-- BEGIN DATASET ENTRIES --
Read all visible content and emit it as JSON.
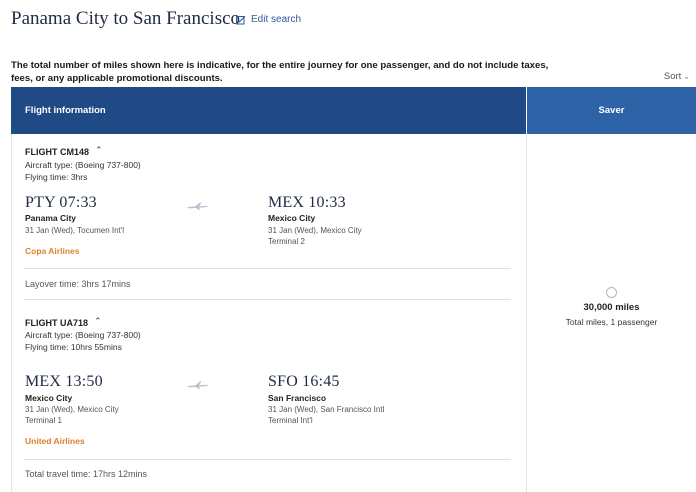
{
  "header": {
    "route_title": "Panama City to San Francisco",
    "edit_search_label": "Edit search"
  },
  "disclaimer": "The total number of miles shown here is indicative, for the entire journey for one passenger, and do not include taxes, fees, or any applicable promotional discounts.",
  "sort_label": "Sort",
  "table": {
    "col_flight_info": "Flight information",
    "col_fare": "Saver"
  },
  "segments": [
    {
      "flight_label": "FLIGHT CM148",
      "aircraft": "Aircraft type: (Boeing 737-800)",
      "flying_time": "Flying time: 3hrs",
      "dep_time": "PTY 07:33",
      "dep_city": "Panama City",
      "dep_detail1": "31 Jan (Wed), Tocumen Int'l",
      "arr_time": "MEX 10:33",
      "arr_city": "Mexico City",
      "arr_detail1": "31 Jan (Wed), Mexico City",
      "arr_detail2": "Terminal 2",
      "airline": "Copa Airlines"
    },
    {
      "flight_label": "FLIGHT UA718",
      "aircraft": "Aircraft type: (Boeing 737-800)",
      "flying_time": "Flying time: 10hrs 55mins",
      "dep_time": "MEX 13:50",
      "dep_city": "Mexico City",
      "dep_detail1": "31 Jan (Wed), Mexico City",
      "dep_detail2": "Terminal 1",
      "arr_time": "SFO 16:45",
      "arr_city": "San Francisco",
      "arr_detail1": "31 Jan (Wed), San Francisco Intl",
      "arr_detail2": "Terminal Int'l",
      "airline": "United Airlines"
    }
  ],
  "layover": "Layover time: 3hrs 17mins",
  "total_travel": "Total travel time: 17hrs 12mins",
  "fare": {
    "miles": "30,000 miles",
    "subtitle": "Total miles, 1 passenger"
  },
  "colors": {
    "header_dark": "#1f4a86",
    "header_fare": "#2d62a6",
    "airline_accent": "#d9822b",
    "title": "#1f2a44"
  },
  "icons": {
    "edit": "edit-icon",
    "plane": "plane-icon",
    "collapse": "chevron-up-icon",
    "sort_caret": "chevron-down-icon"
  }
}
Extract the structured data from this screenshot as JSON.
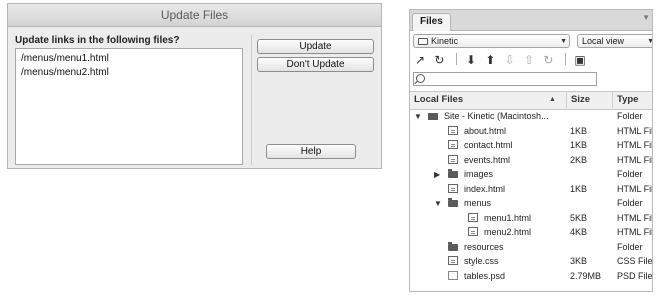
{
  "dialog": {
    "title": "Update Files",
    "prompt": "Update links in the following files?",
    "files": [
      "/menus/menu1.html",
      "/menus/menu2.html"
    ],
    "buttons": {
      "update": "Update",
      "dont_update": "Don't Update",
      "help": "Help"
    }
  },
  "files_panel": {
    "tab_label": "Files",
    "site_select": "Kinetic",
    "view_select": "Local view",
    "columns": {
      "name": "Local Files",
      "size": "Size",
      "type": "Type"
    },
    "rows": [
      {
        "name": "Site - Kinetic (Macintosh...",
        "size": "",
        "type": "Folder",
        "kind": "site",
        "level": 0,
        "expanded": true
      },
      {
        "name": "about.html",
        "size": "1KB",
        "type": "HTML File",
        "kind": "file",
        "level": 1
      },
      {
        "name": "contact.html",
        "size": "1KB",
        "type": "HTML File",
        "kind": "file",
        "level": 1
      },
      {
        "name": "events.html",
        "size": "2KB",
        "type": "HTML File",
        "kind": "file",
        "level": 1
      },
      {
        "name": "images",
        "size": "",
        "type": "Folder",
        "kind": "folder",
        "level": 1,
        "expanded": false
      },
      {
        "name": "index.html",
        "size": "1KB",
        "type": "HTML File",
        "kind": "file",
        "level": 1
      },
      {
        "name": "menus",
        "size": "",
        "type": "Folder",
        "kind": "folder",
        "level": 1,
        "expanded": true
      },
      {
        "name": "menu1.html",
        "size": "5KB",
        "type": "HTML File",
        "kind": "file",
        "level": 2
      },
      {
        "name": "menu2.html",
        "size": "4KB",
        "type": "HTML File",
        "kind": "file",
        "level": 2
      },
      {
        "name": "resources",
        "size": "",
        "type": "Folder",
        "kind": "folder",
        "level": 1
      },
      {
        "name": "style.css",
        "size": "3KB",
        "type": "CSS File",
        "kind": "file",
        "level": 1
      },
      {
        "name": "tables.psd",
        "size": "2.79MB",
        "type": "PSD File",
        "kind": "psd",
        "level": 1
      }
    ]
  }
}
-- END DATASET ENTRIES --
**EXERCISE INSTRUCTIONS**: Lines from the records above that hold "miles" are the ones to list.

**EXERCISE RESULT**:
  "disclaimer": "The total number of miles shown here is indicative, for the entire journey for one passenger, and do not include taxes, fees, or any applicable promotional discounts.",
    "miles": "30,000 miles",
    "subtitle": "Total miles, 1 passenger"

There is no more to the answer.